MATERIAL FOR THIS TASK –
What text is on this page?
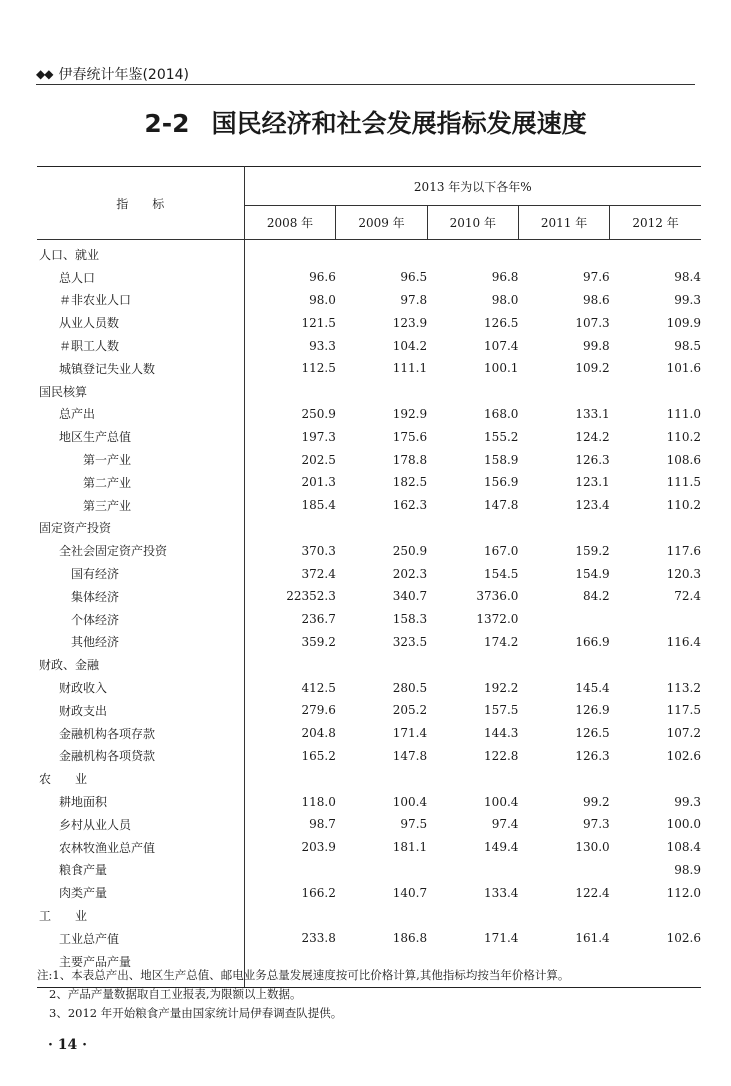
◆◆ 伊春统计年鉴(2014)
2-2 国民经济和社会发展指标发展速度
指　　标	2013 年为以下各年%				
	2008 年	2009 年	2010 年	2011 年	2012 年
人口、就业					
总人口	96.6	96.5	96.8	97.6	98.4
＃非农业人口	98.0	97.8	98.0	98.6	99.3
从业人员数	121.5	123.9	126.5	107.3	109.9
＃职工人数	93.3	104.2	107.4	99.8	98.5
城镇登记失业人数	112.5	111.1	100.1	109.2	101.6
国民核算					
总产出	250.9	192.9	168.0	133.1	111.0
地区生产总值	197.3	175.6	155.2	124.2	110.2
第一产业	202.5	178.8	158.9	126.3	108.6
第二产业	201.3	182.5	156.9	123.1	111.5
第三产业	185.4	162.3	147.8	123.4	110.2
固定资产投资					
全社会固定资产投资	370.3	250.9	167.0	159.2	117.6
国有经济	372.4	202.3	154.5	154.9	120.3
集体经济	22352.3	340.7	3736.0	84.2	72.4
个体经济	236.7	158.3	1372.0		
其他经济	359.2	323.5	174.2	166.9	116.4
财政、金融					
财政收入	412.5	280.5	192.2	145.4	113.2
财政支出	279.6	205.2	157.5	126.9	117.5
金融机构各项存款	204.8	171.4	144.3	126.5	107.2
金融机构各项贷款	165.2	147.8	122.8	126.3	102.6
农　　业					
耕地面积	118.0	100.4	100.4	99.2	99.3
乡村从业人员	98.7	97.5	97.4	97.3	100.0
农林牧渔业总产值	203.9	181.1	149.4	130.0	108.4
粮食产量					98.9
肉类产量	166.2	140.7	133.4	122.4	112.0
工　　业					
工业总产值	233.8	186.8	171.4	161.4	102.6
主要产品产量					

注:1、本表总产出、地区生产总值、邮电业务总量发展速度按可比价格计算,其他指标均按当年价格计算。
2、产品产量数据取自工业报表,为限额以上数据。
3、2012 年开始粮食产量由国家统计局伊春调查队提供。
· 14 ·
--
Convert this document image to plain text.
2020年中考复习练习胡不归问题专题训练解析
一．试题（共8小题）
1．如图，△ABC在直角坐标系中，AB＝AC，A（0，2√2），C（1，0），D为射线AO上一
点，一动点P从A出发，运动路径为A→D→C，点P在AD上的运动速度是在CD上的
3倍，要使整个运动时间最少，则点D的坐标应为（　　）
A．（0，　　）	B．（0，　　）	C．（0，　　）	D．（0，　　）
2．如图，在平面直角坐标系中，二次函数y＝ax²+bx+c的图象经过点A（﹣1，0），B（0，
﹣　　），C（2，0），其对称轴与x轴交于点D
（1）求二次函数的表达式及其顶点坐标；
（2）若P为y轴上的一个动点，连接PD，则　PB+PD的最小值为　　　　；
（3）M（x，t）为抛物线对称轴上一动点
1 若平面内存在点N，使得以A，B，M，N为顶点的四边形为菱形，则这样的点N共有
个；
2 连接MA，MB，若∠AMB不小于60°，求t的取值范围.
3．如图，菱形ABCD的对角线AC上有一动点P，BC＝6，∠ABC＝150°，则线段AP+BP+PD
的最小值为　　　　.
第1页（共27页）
--
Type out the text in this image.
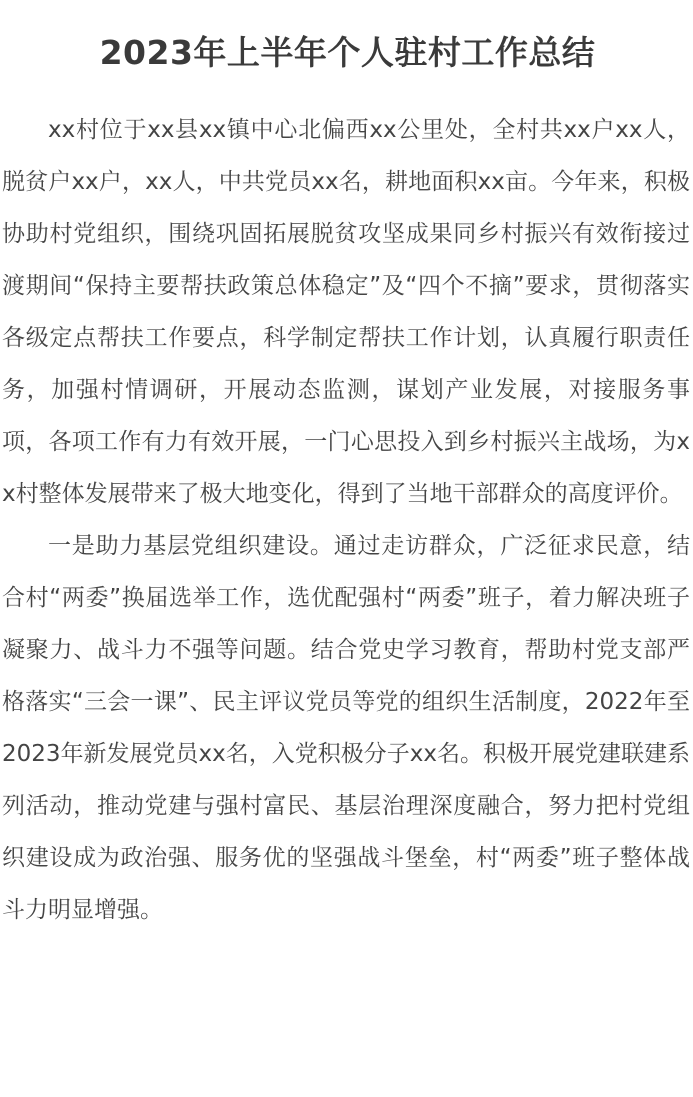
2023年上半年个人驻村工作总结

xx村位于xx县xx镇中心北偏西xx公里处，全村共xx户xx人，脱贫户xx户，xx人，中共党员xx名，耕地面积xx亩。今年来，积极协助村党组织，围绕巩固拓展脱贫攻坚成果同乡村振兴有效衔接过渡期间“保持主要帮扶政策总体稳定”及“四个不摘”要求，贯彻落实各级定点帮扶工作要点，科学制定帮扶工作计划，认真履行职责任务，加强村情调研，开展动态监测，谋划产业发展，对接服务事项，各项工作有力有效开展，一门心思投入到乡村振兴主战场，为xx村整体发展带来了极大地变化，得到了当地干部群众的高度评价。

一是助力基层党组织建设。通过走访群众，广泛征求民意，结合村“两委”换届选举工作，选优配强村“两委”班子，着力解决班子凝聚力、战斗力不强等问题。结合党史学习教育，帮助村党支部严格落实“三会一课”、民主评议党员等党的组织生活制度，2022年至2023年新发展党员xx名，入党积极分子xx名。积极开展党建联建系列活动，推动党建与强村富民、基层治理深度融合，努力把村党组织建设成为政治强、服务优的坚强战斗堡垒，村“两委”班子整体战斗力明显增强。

WHAT IS EXPECTED –
Which lines include "text"? Copy each of them out.

EXPECTED ANSWER –
What text is on this page?
Convert this document image to plain text.
Type out the text in this image.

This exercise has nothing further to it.